Entries from a visual dataset
++++++
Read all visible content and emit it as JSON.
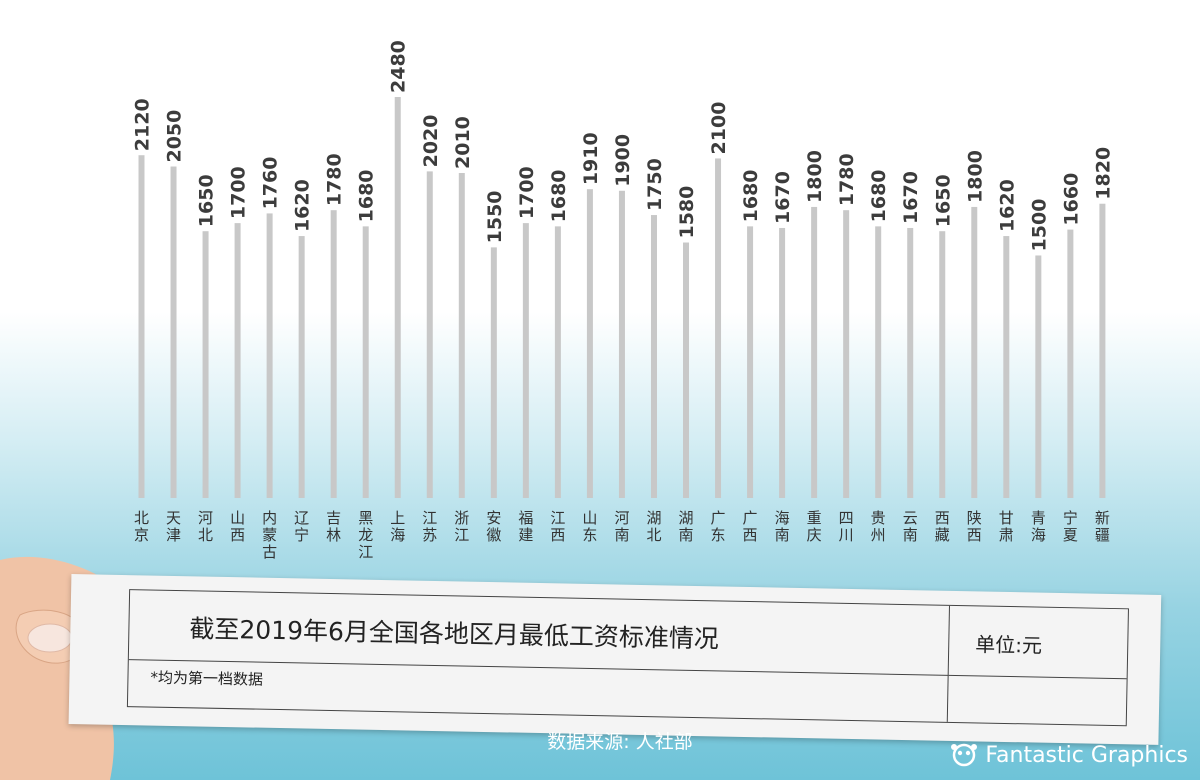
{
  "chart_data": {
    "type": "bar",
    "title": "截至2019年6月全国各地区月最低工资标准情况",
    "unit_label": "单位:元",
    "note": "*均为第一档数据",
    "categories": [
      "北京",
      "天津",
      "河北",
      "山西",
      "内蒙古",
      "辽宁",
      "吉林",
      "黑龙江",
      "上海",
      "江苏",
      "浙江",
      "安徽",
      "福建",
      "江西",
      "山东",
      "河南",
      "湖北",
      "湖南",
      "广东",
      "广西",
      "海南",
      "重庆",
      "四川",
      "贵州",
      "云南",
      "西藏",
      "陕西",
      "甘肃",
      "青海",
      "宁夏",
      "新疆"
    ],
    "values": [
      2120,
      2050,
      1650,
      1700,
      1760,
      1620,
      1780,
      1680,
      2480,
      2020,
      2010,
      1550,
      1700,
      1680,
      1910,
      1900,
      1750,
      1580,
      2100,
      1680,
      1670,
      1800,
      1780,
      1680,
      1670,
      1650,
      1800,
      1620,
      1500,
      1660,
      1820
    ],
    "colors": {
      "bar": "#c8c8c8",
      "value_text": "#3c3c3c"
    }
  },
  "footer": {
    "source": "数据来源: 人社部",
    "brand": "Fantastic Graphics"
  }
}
++++++
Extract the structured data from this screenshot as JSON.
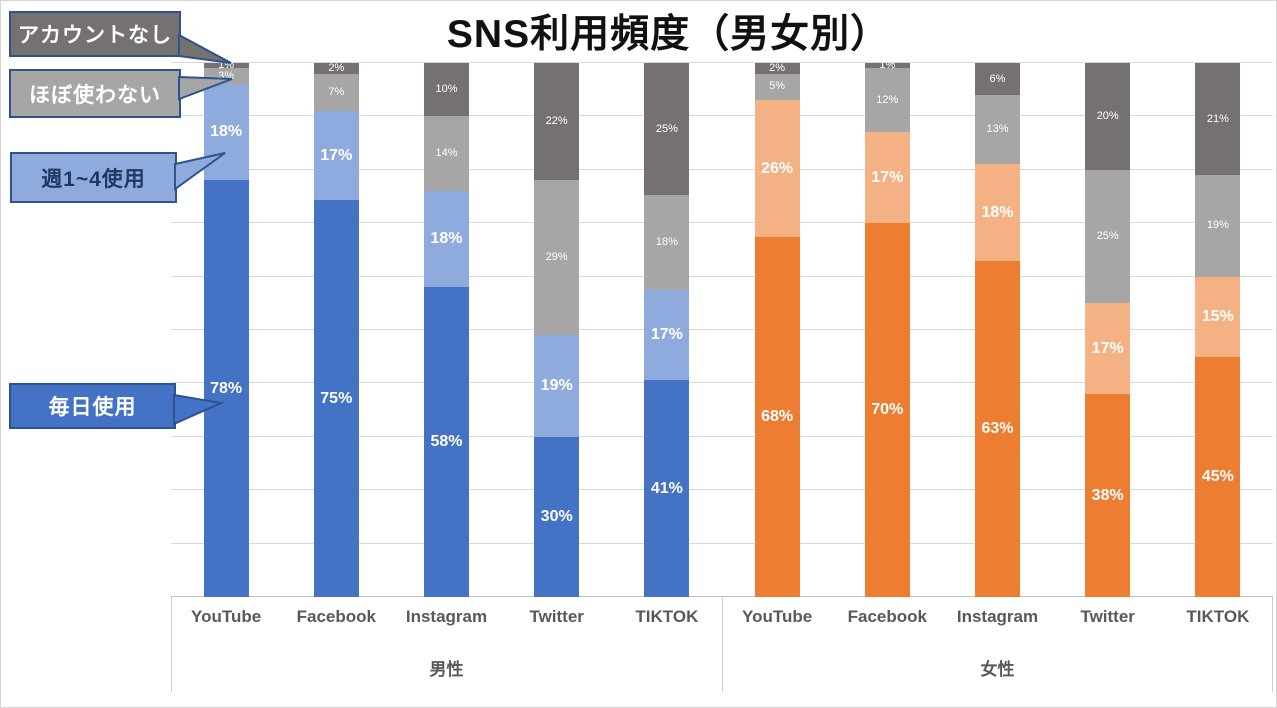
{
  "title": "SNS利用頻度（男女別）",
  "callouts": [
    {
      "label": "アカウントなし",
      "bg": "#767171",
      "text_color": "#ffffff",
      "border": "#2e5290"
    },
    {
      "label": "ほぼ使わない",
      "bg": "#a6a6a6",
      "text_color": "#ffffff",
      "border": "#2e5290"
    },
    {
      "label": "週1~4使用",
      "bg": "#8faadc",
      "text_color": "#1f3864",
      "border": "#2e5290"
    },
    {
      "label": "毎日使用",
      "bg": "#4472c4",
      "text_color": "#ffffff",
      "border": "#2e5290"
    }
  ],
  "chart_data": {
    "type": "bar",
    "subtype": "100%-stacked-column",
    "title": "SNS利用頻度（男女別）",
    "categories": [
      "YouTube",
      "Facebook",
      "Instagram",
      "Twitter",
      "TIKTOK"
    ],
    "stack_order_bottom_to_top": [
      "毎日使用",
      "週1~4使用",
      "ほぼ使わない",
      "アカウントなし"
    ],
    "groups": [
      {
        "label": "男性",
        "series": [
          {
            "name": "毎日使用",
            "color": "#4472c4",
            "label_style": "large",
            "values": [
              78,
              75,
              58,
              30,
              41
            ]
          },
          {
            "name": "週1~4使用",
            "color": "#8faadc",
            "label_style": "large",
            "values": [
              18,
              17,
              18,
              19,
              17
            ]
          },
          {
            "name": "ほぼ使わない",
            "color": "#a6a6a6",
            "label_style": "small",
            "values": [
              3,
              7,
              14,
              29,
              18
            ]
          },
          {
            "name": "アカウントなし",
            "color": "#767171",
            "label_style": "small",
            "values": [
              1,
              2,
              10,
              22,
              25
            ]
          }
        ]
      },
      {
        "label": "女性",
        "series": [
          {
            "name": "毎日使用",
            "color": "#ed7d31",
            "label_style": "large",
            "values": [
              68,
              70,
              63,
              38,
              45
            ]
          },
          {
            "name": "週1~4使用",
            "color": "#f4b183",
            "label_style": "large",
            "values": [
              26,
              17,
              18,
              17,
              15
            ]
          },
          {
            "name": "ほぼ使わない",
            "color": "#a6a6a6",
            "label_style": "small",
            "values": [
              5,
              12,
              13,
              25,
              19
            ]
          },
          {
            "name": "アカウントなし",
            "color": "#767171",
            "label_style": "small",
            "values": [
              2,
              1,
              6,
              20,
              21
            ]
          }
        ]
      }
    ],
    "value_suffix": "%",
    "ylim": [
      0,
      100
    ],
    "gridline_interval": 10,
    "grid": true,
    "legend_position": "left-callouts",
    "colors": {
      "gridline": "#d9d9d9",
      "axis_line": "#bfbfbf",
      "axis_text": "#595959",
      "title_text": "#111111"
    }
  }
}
++++++
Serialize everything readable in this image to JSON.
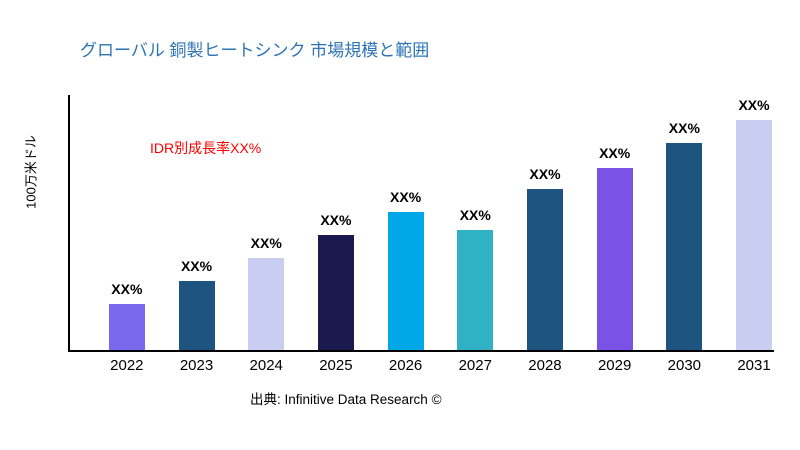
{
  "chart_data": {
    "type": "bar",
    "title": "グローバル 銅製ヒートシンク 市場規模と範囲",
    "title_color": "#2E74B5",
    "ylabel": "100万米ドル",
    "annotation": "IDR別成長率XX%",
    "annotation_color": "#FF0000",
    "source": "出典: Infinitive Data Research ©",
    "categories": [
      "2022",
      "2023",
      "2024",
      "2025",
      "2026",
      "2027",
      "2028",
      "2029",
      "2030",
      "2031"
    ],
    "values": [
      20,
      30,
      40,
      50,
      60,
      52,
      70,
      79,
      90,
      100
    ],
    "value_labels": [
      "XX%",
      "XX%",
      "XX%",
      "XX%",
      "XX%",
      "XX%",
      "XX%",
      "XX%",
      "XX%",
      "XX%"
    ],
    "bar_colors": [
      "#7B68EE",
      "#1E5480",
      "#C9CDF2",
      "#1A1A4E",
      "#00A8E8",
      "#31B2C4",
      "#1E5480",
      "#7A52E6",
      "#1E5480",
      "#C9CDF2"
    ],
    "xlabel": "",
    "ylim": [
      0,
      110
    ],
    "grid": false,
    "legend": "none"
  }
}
++++++
TO DO:
Determine the number of lines in the entries above where the string "source" appears. Answer with the number alone.

RESULT BELOW:
2